## Begin EXTRACTED RECORDS
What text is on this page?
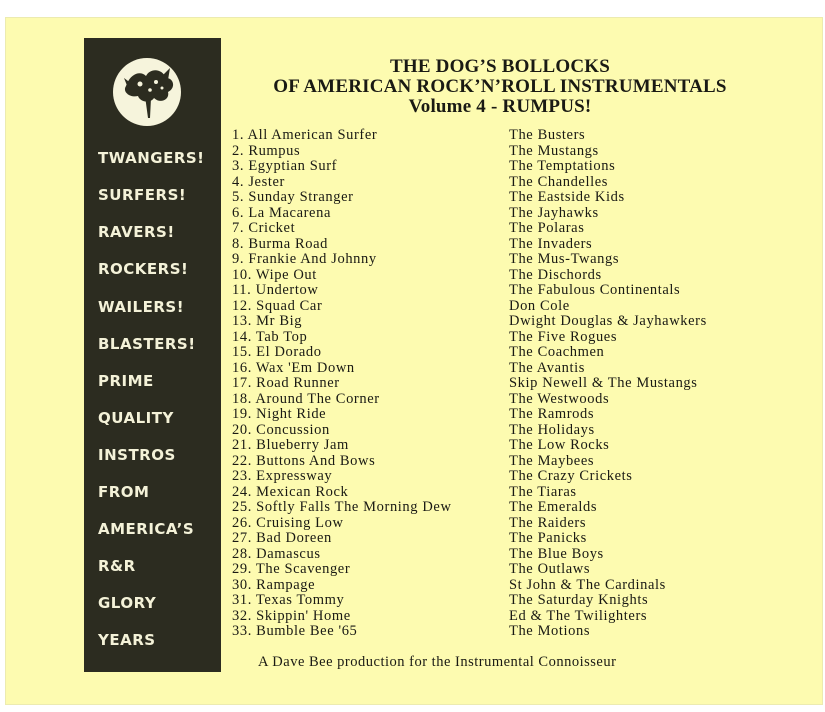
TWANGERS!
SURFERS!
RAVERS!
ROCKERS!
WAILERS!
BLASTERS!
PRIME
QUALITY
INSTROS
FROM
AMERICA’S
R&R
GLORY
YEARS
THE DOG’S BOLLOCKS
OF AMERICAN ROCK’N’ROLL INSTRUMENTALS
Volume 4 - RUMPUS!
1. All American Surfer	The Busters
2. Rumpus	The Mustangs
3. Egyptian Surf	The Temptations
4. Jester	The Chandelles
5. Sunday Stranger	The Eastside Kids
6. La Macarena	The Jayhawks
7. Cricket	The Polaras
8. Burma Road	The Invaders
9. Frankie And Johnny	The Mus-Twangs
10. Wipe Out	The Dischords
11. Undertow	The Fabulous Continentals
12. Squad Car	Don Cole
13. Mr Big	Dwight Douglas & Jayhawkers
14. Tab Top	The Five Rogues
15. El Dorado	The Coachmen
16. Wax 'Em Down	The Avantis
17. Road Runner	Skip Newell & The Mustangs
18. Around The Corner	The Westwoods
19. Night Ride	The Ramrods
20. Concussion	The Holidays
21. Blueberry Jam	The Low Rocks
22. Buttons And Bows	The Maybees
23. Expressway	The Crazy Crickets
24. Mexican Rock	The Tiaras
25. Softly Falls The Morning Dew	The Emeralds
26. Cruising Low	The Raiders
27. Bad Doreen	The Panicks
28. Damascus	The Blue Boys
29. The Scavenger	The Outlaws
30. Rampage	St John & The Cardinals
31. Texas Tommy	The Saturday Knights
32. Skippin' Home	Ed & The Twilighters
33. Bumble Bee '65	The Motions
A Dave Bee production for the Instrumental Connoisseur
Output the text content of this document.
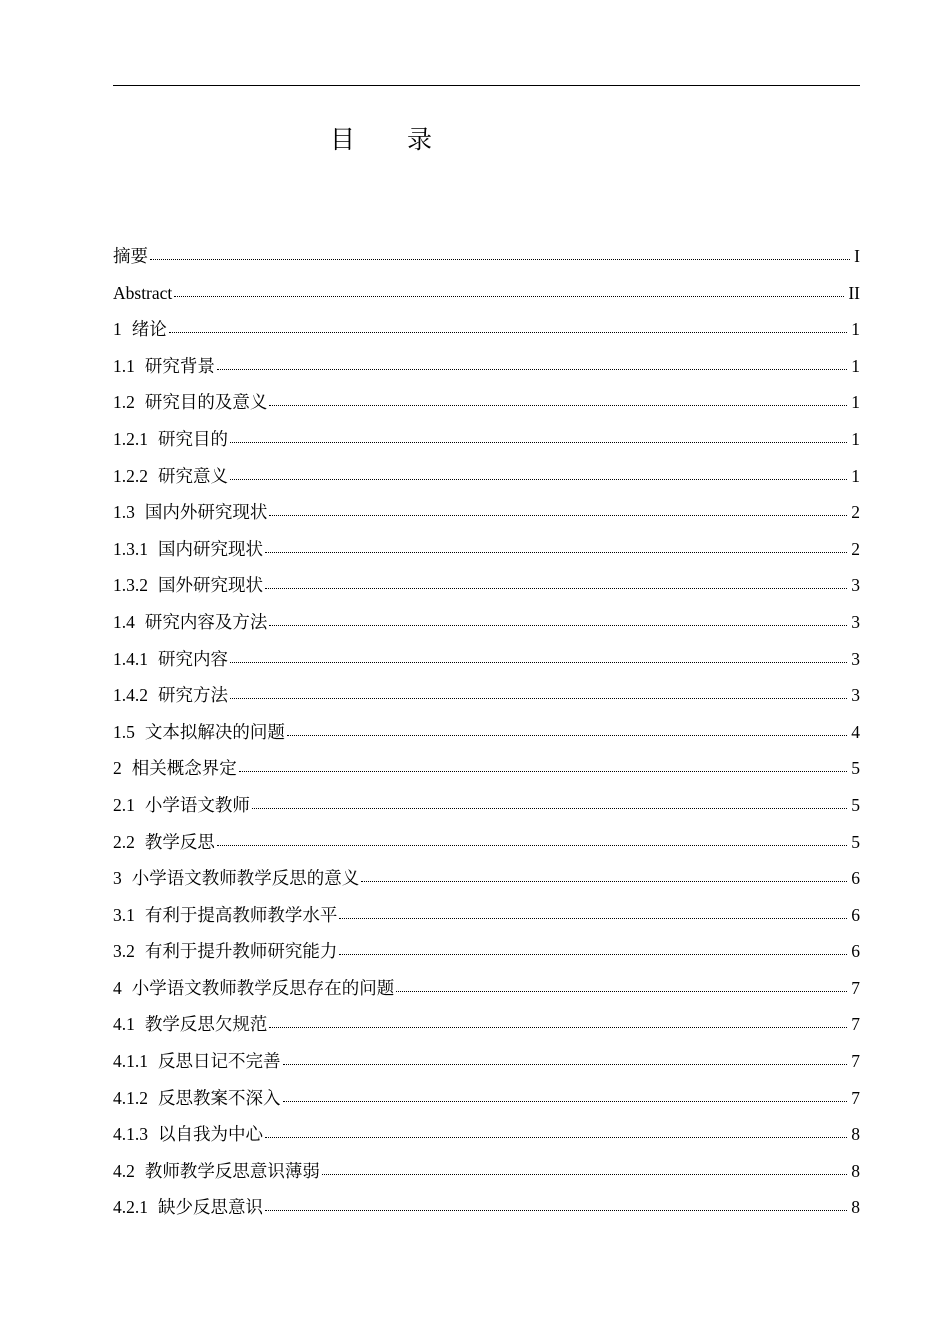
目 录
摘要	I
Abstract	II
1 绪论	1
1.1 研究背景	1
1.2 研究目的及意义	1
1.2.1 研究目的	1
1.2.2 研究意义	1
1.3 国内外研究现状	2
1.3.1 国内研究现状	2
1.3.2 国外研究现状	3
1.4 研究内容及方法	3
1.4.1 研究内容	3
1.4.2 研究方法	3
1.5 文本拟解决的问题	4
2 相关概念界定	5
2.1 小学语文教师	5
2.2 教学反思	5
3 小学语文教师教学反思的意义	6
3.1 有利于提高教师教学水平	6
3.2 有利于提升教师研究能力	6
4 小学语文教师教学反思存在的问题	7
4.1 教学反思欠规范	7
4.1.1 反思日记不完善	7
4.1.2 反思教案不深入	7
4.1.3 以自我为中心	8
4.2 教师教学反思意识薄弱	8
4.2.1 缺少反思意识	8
## End EXTRACTED RECORDS
_TASK TO CARRY OUT_
Copy out all the data without changing anything, and drop the pictures.

_COMPLETED TASK_
What text is on this page?
TWANGERS!
SURFERS!
RAVERS!
ROCKERS!
WAILERS!
BLASTERS!
PRIME
QUALITY
INSTROS
FROM
AMERICA’S
R&R
GLORY
YEARS
THE DOG’S BOLLOCKS
OF AMERICAN ROCK’N’ROLL INSTRUMENTALS
Volume 4 - RUMPUS!
1. All American Surfer	The Busters
2. Rumpus	The Mustangs
3. Egyptian Surf	The Temptations
4. Jester	The Chandelles
5. Sunday Stranger	The Eastside Kids
6. La Macarena	The Jayhawks
7. Cricket	The Polaras
8. Burma Road	The Invaders
9. Frankie And Johnny	The Mus-Twangs
10. Wipe Out	The Dischords
11. Undertow	The Fabulous Continentals
12. Squad Car	Don Cole
13. Mr Big	Dwight Douglas & Jayhawkers
14. Tab Top	The Five Rogues
15. El Dorado	The Coachmen
16. Wax 'Em Down	The Avantis
17. Road Runner	Skip Newell & The Mustangs
18. Around The Corner	The Westwoods
19. Night Ride	The Ramrods
20. Concussion	The Holidays
21. Blueberry Jam	The Low Rocks
22. Buttons And Bows	The Maybees
23. Expressway	The Crazy Crickets
24. Mexican Rock	The Tiaras
25. Softly Falls The Morning Dew	The Emeralds
26. Cruising Low	The Raiders
27. Bad Doreen	The Panicks
28. Damascus	The Blue Boys
29. The Scavenger	The Outlaws
30. Rampage	St John & The Cardinals
31. Texas Tommy	The Saturday Knights
32. Skippin' Home	Ed & The Twilighters
33. Bumble Bee '65	The Motions
A Dave Bee production for the Instrumental Connoisseur
Output the text content of this document.
目 录
摘要	I
Abstract	II
1 绪论	1
1.1 研究背景	1
1.2 研究目的及意义	1
1.2.1 研究目的	1
1.2.2 研究意义	1
1.3 国内外研究现状	2
1.3.1 国内研究现状	2
1.3.2 国外研究现状	3
1.4 研究内容及方法	3
1.4.1 研究内容	3
1.4.2 研究方法	3
1.5 文本拟解决的问题	4
2 相关概念界定	5
2.1 小学语文教师	5
2.2 教学反思	5
3 小学语文教师教学反思的意义	6
3.1 有利于提高教师教学水平	6
3.2 有利于提升教师研究能力	6
4 小学语文教师教学反思存在的问题	7
4.1 教学反思欠规范	7
4.1.1 反思日记不完善	7
4.1.2 反思教案不深入	7
4.1.3 以自我为中心	8
4.2 教师教学反思意识薄弱	8
4.2.1 缺少反思意识	8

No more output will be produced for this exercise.